__What is required__
Reproduce the material word for word; the images stay out.
------ Exercise data
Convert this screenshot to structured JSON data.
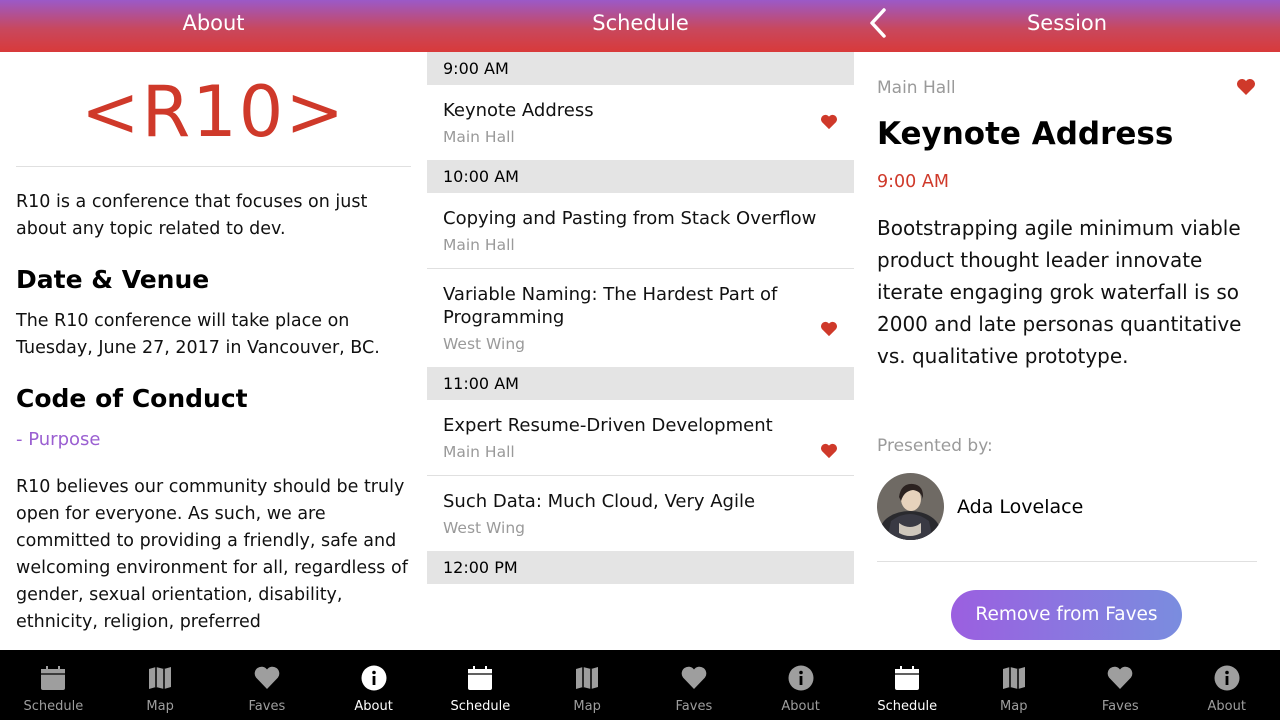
{
  "about": {
    "header_title": "About",
    "logo_text": "<R10>",
    "intro": "R10 is a conference that focuses on just about any topic related to dev.",
    "venue_heading": "Date & Venue",
    "venue_text": "The R10 conference will take place on Tuesday, June 27, 2017 in Vancouver, BC.",
    "conduct_heading": "Code of Conduct",
    "purpose_label": "-  Purpose",
    "conduct_text": "R10 believes our community should be truly open for everyone. As such, we are committed to providing a friendly, safe and welcoming environment for all, regardless of gender, sexual orientation, disability, ethnicity, religion, preferred"
  },
  "schedule": {
    "header_title": "Schedule",
    "blocks": [
      {
        "time": "9:00 AM",
        "sessions": [
          {
            "title": "Keynote Address",
            "location": "Main Hall",
            "faved": true
          }
        ]
      },
      {
        "time": "10:00 AM",
        "sessions": [
          {
            "title": "Copying and Pasting from Stack Overflow",
            "location": "Main Hall",
            "faved": false
          },
          {
            "title": "Variable Naming: The Hardest Part of Programming",
            "location": "West Wing",
            "faved": true
          }
        ]
      },
      {
        "time": "11:00 AM",
        "sessions": [
          {
            "title": "Expert Resume-Driven Development",
            "location": "Main Hall",
            "faved": true
          },
          {
            "title": "Such Data: Much Cloud, Very Agile",
            "location": "West Wing",
            "faved": false
          }
        ]
      },
      {
        "time": "12:00 PM",
        "sessions": []
      }
    ]
  },
  "session": {
    "header_title": "Session",
    "location": "Main Hall",
    "title": "Keynote Address",
    "time": "9:00 AM",
    "description": "Bootstrapping agile minimum viable product thought leader innovate iterate engaging grok waterfall is so 2000 and late personas quantitative vs. qualitative prototype.",
    "presented_by": "Presented by:",
    "speaker": "Ada Lovelace",
    "button_label": "Remove from Faves"
  },
  "tabs": [
    {
      "label": "Schedule",
      "icon": "calendar-icon"
    },
    {
      "label": "Map",
      "icon": "map-icon"
    },
    {
      "label": "Faves",
      "icon": "heart-icon"
    },
    {
      "label": "About",
      "icon": "info-icon"
    }
  ],
  "panel_active_tabs": [
    "About",
    "Schedule",
    "Schedule"
  ],
  "colors": {
    "brand_red": "#cf392a",
    "accent_purple": "#9a5fd1",
    "header_gradient_top": "#9b59c8",
    "header_gradient_bottom": "#d83a3a",
    "tabbar_bg": "#000000"
  }
}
------------
__The output__
Convert this screenshot to structured JSON data.
{
  "about": {
    "header_title": "About",
    "logo_text": "<R10>",
    "intro": "R10 is a conference that focuses on just about any topic related to dev.",
    "venue_heading": "Date & Venue",
    "venue_text": "The R10 conference will take place on Tuesday, June 27, 2017 in Vancouver, BC.",
    "conduct_heading": "Code of Conduct",
    "purpose_label": "-  Purpose",
    "conduct_text": "R10 believes our community should be truly open for everyone. As such, we are committed to providing a friendly, safe and welcoming environment for all, regardless of gender, sexual orientation, disability, ethnicity, religion, preferred"
  },
  "schedule": {
    "header_title": "Schedule",
    "blocks": [
      {
        "time": "9:00 AM",
        "sessions": [
          {
            "title": "Keynote Address",
            "location": "Main Hall",
            "faved": true
          }
        ]
      },
      {
        "time": "10:00 AM",
        "sessions": [
          {
            "title": "Copying and Pasting from Stack Overflow",
            "location": "Main Hall",
            "faved": false
          },
          {
            "title": "Variable Naming: The Hardest Part of Programming",
            "location": "West Wing",
            "faved": true
          }
        ]
      },
      {
        "time": "11:00 AM",
        "sessions": [
          {
            "title": "Expert Resume-Driven Development",
            "location": "Main Hall",
            "faved": true
          },
          {
            "title": "Such Data: Much Cloud, Very Agile",
            "location": "West Wing",
            "faved": false
          }
        ]
      },
      {
        "time": "12:00 PM",
        "sessions": []
      }
    ]
  },
  "session": {
    "header_title": "Session",
    "location": "Main Hall",
    "title": "Keynote Address",
    "time": "9:00 AM",
    "description": "Bootstrapping agile minimum viable product thought leader innovate iterate engaging grok waterfall is so 2000 and late personas quantitative vs. qualitative prototype.",
    "presented_by": "Presented by:",
    "speaker": "Ada Lovelace",
    "button_label": "Remove from Faves"
  },
  "tabs": [
    {
      "label": "Schedule",
      "icon": "calendar-icon"
    },
    {
      "label": "Map",
      "icon": "map-icon"
    },
    {
      "label": "Faves",
      "icon": "heart-icon"
    },
    {
      "label": "About",
      "icon": "info-icon"
    }
  ],
  "panel_active_tabs": [
    "About",
    "Schedule",
    "Schedule"
  ],
  "colors": {
    "brand_red": "#cf392a",
    "accent_purple": "#9a5fd1",
    "header_gradient_top": "#9b59c8",
    "header_gradient_bottom": "#d83a3a",
    "tabbar_bg": "#000000"
  }
}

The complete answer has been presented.